## RECORDS TO USE
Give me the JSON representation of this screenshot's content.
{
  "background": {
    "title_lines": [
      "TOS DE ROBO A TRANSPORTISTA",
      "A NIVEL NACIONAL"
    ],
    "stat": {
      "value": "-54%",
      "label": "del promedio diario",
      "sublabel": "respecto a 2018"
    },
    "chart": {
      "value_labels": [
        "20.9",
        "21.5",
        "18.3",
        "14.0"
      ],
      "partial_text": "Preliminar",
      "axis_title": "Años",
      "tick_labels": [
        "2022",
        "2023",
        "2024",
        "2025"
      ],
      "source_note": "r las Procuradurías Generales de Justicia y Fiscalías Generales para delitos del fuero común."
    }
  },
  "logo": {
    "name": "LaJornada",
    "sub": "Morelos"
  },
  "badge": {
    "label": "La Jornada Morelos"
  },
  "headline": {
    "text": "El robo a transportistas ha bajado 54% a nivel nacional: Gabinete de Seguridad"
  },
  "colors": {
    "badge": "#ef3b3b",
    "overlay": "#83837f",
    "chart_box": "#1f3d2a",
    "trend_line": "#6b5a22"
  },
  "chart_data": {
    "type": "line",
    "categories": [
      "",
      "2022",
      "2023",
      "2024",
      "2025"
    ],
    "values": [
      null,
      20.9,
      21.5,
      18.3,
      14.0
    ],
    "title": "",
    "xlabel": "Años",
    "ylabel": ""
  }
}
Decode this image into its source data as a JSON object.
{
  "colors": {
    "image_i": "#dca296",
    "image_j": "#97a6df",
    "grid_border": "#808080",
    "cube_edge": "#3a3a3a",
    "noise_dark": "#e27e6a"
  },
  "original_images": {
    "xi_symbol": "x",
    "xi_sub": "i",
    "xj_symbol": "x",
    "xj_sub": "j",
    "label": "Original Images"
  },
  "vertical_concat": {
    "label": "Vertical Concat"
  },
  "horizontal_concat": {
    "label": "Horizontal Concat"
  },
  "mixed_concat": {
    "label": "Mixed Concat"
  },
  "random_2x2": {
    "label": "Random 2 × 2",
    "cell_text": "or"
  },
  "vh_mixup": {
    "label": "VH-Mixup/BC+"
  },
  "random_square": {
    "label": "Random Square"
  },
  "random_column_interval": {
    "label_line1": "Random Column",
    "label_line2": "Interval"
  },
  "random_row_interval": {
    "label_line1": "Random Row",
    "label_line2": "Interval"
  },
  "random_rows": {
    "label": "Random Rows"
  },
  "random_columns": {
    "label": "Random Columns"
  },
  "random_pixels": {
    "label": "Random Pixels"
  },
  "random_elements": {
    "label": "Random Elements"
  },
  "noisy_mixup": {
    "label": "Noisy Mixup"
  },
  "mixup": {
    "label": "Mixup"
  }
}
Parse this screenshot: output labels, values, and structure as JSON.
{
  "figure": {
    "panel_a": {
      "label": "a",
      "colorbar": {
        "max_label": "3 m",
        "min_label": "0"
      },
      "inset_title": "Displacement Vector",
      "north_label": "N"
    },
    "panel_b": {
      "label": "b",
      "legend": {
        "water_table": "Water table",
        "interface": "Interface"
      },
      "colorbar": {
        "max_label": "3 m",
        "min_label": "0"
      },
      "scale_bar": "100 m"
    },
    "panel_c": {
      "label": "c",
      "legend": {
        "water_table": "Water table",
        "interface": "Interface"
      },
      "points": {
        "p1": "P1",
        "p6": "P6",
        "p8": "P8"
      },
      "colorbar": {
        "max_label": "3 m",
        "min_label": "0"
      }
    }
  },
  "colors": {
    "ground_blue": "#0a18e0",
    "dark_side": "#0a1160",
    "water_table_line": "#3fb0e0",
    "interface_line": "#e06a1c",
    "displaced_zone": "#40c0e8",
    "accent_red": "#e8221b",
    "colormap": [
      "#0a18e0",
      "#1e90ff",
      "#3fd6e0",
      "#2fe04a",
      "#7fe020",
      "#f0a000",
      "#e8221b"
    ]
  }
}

## EXERCISE DETAILS
Set every line of the listing down word for word.

## THE RESPONSE
Give me the JSON representation of this screenshot's content.
{
  "background": {
    "title_lines": [
      "TOS DE ROBO A TRANSPORTISTA",
      "A NIVEL NACIONAL"
    ],
    "stat": {
      "value": "-54%",
      "label": "del promedio diario",
      "sublabel": "respecto a 2018"
    },
    "chart": {
      "value_labels": [
        "20.9",
        "21.5",
        "18.3",
        "14.0"
      ],
      "partial_text": "Preliminar",
      "axis_title": "Años",
      "tick_labels": [
        "2022",
        "2023",
        "2024",
        "2025"
      ],
      "source_note": "r las Procuradurías Generales de Justicia y Fiscalías Generales para delitos del fuero común."
    }
  },
  "logo": {
    "name": "LaJornada",
    "sub": "Morelos"
  },
  "badge": {
    "label": "La Jornada Morelos"
  },
  "headline": {
    "text": "El robo a transportistas ha bajado 54% a nivel nacional: Gabinete de Seguridad"
  },
  "colors": {
    "badge": "#ef3b3b",
    "overlay": "#83837f",
    "chart_box": "#1f3d2a",
    "trend_line": "#6b5a22"
  },
  "chart_data": {
    "type": "line",
    "categories": [
      "",
      "2022",
      "2023",
      "2024",
      "2025"
    ],
    "values": [
      null,
      20.9,
      21.5,
      18.3,
      14.0
    ],
    "title": "",
    "xlabel": "Años",
    "ylabel": ""
  }
}
Decode this image into its source data as a JSON object.
{
  "colors": {
    "image_i": "#dca296",
    "image_j": "#97a6df",
    "grid_border": "#808080",
    "cube_edge": "#3a3a3a",
    "noise_dark": "#e27e6a"
  },
  "original_images": {
    "xi_symbol": "x",
    "xi_sub": "i",
    "xj_symbol": "x",
    "xj_sub": "j",
    "label": "Original Images"
  },
  "vertical_concat": {
    "label": "Vertical Concat"
  },
  "horizontal_concat": {
    "label": "Horizontal Concat"
  },
  "mixed_concat": {
    "label": "Mixed Concat"
  },
  "random_2x2": {
    "label": "Random 2 × 2",
    "cell_text": "or"
  },
  "vh_mixup": {
    "label": "VH-Mixup/BC+"
  },
  "random_square": {
    "label": "Random Square"
  },
  "random_column_interval": {
    "label_line1": "Random Column",
    "label_line2": "Interval"
  },
  "random_row_interval": {
    "label_line1": "Random Row",
    "label_line2": "Interval"
  },
  "random_rows": {
    "label": "Random Rows"
  },
  "random_columns": {
    "label": "Random Columns"
  },
  "random_pixels": {
    "label": "Random Pixels"
  },
  "random_elements": {
    "label": "Random Elements"
  },
  "noisy_mixup": {
    "label": "Noisy Mixup"
  },
  "mixup": {
    "label": "Mixup"
  }
}
Parse this screenshot: output labels, values, and structure as JSON.
{
  "figure": {
    "panel_a": {
      "label": "a",
      "colorbar": {
        "max_label": "3 m",
        "min_label": "0"
      },
      "inset_title": "Displacement Vector",
      "north_label": "N"
    },
    "panel_b": {
      "label": "b",
      "legend": {
        "water_table": "Water table",
        "interface": "Interface"
      },
      "colorbar": {
        "max_label": "3 m",
        "min_label": "0"
      },
      "scale_bar": "100 m"
    },
    "panel_c": {
      "label": "c",
      "legend": {
        "water_table": "Water table",
        "interface": "Interface"
      },
      "points": {
        "p1": "P1",
        "p6": "P6",
        "p8": "P8"
      },
      "colorbar": {
        "max_label": "3 m",
        "min_label": "0"
      }
    }
  },
  "colors": {
    "ground_blue": "#0a18e0",
    "dark_side": "#0a1160",
    "water_table_line": "#3fb0e0",
    "interface_line": "#e06a1c",
    "displaced_zone": "#40c0e8",
    "accent_red": "#e8221b",
    "colormap": [
      "#0a18e0",
      "#1e90ff",
      "#3fd6e0",
      "#2fe04a",
      "#7fe020",
      "#f0a000",
      "#e8221b"
    ]
  }
}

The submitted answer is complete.